* _Extracted data entries_:

- - -

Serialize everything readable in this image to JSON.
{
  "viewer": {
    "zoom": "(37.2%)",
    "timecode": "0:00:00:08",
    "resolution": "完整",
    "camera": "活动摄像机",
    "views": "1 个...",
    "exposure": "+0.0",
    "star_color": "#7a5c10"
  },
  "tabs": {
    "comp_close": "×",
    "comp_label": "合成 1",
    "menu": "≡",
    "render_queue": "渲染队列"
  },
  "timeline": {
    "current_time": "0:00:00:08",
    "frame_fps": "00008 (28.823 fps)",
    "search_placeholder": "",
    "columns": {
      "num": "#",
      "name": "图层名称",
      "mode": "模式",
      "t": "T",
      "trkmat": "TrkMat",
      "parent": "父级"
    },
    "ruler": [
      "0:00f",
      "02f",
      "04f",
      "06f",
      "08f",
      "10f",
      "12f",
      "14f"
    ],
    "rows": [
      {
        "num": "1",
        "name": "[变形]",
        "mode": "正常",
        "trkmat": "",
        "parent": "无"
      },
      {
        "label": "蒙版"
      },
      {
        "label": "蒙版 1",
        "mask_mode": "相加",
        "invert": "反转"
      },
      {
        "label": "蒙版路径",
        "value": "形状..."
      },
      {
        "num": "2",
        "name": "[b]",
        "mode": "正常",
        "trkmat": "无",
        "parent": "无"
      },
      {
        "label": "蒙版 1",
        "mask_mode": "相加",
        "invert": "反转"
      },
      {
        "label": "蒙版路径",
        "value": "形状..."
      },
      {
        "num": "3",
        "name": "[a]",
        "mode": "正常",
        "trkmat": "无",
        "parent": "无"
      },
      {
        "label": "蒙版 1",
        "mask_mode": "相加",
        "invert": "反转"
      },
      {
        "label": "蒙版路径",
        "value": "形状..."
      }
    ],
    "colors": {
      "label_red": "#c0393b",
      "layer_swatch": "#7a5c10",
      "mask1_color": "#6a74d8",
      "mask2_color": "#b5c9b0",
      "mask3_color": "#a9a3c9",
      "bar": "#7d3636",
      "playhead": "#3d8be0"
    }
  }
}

- - -

* _GIVEN PROBLEM_: Filter the records for lines holding the string "trkmat". Copy each one.

* _EXPECTED ANSWER_:
      "trkmat": "TrkMat",
        "trkmat": "",
        "trkmat": "无",
        "trkmat": "无",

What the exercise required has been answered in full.